## Begin The data
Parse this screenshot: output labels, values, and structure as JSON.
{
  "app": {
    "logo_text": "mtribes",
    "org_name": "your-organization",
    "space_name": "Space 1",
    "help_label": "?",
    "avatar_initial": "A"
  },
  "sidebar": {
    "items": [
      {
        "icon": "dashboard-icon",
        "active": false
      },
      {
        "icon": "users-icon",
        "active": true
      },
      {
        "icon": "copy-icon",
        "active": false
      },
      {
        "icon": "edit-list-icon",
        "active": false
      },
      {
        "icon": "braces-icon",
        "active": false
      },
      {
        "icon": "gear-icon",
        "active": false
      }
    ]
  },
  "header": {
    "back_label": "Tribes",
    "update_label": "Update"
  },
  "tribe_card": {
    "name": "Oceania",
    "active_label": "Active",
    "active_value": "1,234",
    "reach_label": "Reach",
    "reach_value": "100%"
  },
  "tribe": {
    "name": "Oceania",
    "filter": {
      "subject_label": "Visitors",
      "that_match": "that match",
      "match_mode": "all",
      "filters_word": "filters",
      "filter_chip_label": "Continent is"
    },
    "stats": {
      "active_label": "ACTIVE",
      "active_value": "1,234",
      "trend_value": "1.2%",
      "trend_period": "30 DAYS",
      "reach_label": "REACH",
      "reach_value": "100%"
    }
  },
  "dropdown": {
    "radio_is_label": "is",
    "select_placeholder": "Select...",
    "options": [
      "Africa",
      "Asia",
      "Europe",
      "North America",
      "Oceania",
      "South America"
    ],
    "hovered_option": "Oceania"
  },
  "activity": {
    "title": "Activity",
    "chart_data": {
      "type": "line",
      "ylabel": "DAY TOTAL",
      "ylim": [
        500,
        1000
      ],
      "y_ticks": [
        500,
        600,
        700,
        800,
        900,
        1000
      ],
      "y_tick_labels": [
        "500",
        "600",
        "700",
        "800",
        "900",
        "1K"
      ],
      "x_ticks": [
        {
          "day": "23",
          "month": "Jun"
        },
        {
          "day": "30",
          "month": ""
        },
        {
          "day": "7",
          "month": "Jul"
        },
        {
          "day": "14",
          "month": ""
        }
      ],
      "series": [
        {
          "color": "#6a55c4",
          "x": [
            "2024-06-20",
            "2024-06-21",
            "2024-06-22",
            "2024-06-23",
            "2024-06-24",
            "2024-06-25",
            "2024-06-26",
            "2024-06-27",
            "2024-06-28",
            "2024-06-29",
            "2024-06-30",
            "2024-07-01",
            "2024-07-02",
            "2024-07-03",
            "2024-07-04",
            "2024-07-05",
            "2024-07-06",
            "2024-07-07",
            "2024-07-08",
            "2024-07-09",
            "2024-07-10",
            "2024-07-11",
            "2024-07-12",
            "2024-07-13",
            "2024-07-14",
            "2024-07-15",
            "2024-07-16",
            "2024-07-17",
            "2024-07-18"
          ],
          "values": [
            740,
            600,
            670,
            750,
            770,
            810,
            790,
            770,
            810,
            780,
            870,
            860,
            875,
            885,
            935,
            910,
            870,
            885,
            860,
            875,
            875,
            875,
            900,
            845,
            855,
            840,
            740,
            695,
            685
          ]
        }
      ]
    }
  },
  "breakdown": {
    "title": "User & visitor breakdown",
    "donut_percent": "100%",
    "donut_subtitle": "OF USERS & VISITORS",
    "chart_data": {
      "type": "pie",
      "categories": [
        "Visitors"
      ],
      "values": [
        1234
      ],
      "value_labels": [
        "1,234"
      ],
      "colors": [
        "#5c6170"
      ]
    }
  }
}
## End The data
(What you will do): Repeat the records above exactly, leaving none out.

(Reply to the task):
Parse this screenshot: output labels, values, and structure as JSON.
{
  "app": {
    "logo_text": "mtribes",
    "org_name": "your-organization",
    "space_name": "Space 1",
    "help_label": "?",
    "avatar_initial": "A"
  },
  "sidebar": {
    "items": [
      {
        "icon": "dashboard-icon",
        "active": false
      },
      {
        "icon": "users-icon",
        "active": true
      },
      {
        "icon": "copy-icon",
        "active": false
      },
      {
        "icon": "edit-list-icon",
        "active": false
      },
      {
        "icon": "braces-icon",
        "active": false
      },
      {
        "icon": "gear-icon",
        "active": false
      }
    ]
  },
  "header": {
    "back_label": "Tribes",
    "update_label": "Update"
  },
  "tribe_card": {
    "name": "Oceania",
    "active_label": "Active",
    "active_value": "1,234",
    "reach_label": "Reach",
    "reach_value": "100%"
  },
  "tribe": {
    "name": "Oceania",
    "filter": {
      "subject_label": "Visitors",
      "that_match": "that match",
      "match_mode": "all",
      "filters_word": "filters",
      "filter_chip_label": "Continent is"
    },
    "stats": {
      "active_label": "ACTIVE",
      "active_value": "1,234",
      "trend_value": "1.2%",
      "trend_period": "30 DAYS",
      "reach_label": "REACH",
      "reach_value": "100%"
    }
  },
  "dropdown": {
    "radio_is_label": "is",
    "select_placeholder": "Select...",
    "options": [
      "Africa",
      "Asia",
      "Europe",
      "North America",
      "Oceania",
      "South America"
    ],
    "hovered_option": "Oceania"
  },
  "activity": {
    "title": "Activity",
    "chart_data": {
      "type": "line",
      "ylabel": "DAY TOTAL",
      "ylim": [
        500,
        1000
      ],
      "y_ticks": [
        500,
        600,
        700,
        800,
        900,
        1000
      ],
      "y_tick_labels": [
        "500",
        "600",
        "700",
        "800",
        "900",
        "1K"
      ],
      "x_ticks": [
        {
          "day": "23",
          "month": "Jun"
        },
        {
          "day": "30",
          "month": ""
        },
        {
          "day": "7",
          "month": "Jul"
        },
        {
          "day": "14",
          "month": ""
        }
      ],
      "series": [
        {
          "color": "#6a55c4",
          "x": [
            "2024-06-20",
            "2024-06-21",
            "2024-06-22",
            "2024-06-23",
            "2024-06-24",
            "2024-06-25",
            "2024-06-26",
            "2024-06-27",
            "2024-06-28",
            "2024-06-29",
            "2024-06-30",
            "2024-07-01",
            "2024-07-02",
            "2024-07-03",
            "2024-07-04",
            "2024-07-05",
            "2024-07-06",
            "2024-07-07",
            "2024-07-08",
            "2024-07-09",
            "2024-07-10",
            "2024-07-11",
            "2024-07-12",
            "2024-07-13",
            "2024-07-14",
            "2024-07-15",
            "2024-07-16",
            "2024-07-17",
            "2024-07-18"
          ],
          "values": [
            740,
            600,
            670,
            750,
            770,
            810,
            790,
            770,
            810,
            780,
            870,
            860,
            875,
            885,
            935,
            910,
            870,
            885,
            860,
            875,
            875,
            875,
            900,
            845,
            855,
            840,
            740,
            695,
            685
          ]
        }
      ]
    }
  },
  "breakdown": {
    "title": "User & visitor breakdown",
    "donut_percent": "100%",
    "donut_subtitle": "OF USERS & VISITORS",
    "chart_data": {
      "type": "pie",
      "categories": [
        "Visitors"
      ],
      "values": [
        1234
      ],
      "value_labels": [
        "1,234"
      ],
      "colors": [
        "#5c6170"
      ]
    }
  }
}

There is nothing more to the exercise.